** START OF Records for the task **

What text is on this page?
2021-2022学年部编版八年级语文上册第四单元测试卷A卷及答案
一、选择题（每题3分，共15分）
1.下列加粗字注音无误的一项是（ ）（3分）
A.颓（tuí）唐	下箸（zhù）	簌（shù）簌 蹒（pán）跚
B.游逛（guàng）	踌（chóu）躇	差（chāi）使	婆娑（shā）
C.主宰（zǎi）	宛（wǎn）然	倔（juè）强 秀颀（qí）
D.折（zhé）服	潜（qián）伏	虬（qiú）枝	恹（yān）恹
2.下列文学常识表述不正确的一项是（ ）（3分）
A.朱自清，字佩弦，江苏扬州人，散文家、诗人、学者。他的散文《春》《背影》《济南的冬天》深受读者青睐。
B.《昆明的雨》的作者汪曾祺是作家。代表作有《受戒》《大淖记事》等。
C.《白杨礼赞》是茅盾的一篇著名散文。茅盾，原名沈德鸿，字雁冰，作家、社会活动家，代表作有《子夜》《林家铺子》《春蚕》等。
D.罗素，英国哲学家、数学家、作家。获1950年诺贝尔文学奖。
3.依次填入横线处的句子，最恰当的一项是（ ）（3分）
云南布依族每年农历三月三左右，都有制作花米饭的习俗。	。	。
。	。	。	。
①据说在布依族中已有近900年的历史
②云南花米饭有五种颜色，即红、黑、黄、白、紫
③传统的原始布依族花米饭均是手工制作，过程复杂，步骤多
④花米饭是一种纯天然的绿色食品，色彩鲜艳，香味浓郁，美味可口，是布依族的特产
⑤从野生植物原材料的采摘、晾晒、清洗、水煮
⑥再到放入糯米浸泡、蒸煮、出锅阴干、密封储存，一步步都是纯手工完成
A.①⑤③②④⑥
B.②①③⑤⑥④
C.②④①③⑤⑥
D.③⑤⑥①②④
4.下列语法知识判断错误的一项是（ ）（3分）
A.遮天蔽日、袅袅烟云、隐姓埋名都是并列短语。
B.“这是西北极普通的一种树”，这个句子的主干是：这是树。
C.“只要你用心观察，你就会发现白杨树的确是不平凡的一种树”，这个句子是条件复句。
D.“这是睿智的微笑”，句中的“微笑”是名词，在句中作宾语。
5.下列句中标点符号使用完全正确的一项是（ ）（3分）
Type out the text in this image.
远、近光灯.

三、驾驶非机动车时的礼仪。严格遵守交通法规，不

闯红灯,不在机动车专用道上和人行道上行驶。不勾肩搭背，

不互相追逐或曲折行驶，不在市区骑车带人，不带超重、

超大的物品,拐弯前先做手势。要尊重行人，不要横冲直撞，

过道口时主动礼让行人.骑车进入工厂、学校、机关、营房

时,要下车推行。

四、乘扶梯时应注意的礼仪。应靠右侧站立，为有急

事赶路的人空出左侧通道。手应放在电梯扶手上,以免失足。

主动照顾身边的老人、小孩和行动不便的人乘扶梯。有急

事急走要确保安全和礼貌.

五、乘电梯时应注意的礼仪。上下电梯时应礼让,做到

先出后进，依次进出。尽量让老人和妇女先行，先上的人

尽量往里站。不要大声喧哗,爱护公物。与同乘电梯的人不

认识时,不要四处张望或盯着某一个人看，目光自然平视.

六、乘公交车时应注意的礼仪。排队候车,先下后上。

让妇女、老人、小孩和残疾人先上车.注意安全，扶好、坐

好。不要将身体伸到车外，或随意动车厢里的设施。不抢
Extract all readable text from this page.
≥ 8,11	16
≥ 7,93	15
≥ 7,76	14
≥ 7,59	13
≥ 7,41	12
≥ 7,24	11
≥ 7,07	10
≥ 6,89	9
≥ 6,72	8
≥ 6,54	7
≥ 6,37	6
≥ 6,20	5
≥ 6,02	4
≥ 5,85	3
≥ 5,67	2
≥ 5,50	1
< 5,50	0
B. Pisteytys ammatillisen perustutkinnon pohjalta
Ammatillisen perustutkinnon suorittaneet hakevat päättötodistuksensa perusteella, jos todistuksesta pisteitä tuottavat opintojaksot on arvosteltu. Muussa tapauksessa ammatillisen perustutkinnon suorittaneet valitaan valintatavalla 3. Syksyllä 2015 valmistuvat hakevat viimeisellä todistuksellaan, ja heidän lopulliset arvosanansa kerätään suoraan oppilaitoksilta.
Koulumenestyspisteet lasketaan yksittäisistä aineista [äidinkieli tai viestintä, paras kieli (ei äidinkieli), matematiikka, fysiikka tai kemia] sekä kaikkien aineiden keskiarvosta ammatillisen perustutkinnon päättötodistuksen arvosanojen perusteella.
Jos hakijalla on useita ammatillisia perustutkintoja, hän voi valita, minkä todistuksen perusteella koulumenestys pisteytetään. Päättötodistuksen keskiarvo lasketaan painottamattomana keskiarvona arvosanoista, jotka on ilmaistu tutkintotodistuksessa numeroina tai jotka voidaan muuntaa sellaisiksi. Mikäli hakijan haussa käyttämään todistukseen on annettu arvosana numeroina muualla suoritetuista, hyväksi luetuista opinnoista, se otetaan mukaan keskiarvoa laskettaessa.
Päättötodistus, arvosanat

** END OF Records for the task **

• [Your task] Pick out all lines from the data above in which the word "lasketaan" appears.

• [Task solution]
Koulumenestyspisteet lasketaan yksittäisistä aineista [äidinkieli tai viestintä, paras kieli (ei äidinkieli), matematiikka, fysiikka tai kemia] sekä kaikkien aineiden keskiarvosta ammatillisen perustutkinnon päättötodistuksen arvosanojen perusteella.
Jos hakijalla on useita ammatillisia perustutkintoja, hän voi valita, minkä todistuksen perusteella koulumenestys pisteytetään. Päättötodistuksen keskiarvo lasketaan painottamattomana keskiarvona arvosanoista, jotka on ilmaistu tutkintotodistuksessa numeroina tai jotka voidaan muuntaa sellaisiksi. Mikäli hakijan haussa käyttämään todistukseen on annettu arvosana numeroina muualla suoritetuista, hyväksi luetuista opinnoista, se otetaan mukaan keskiarvoa laskettaessa.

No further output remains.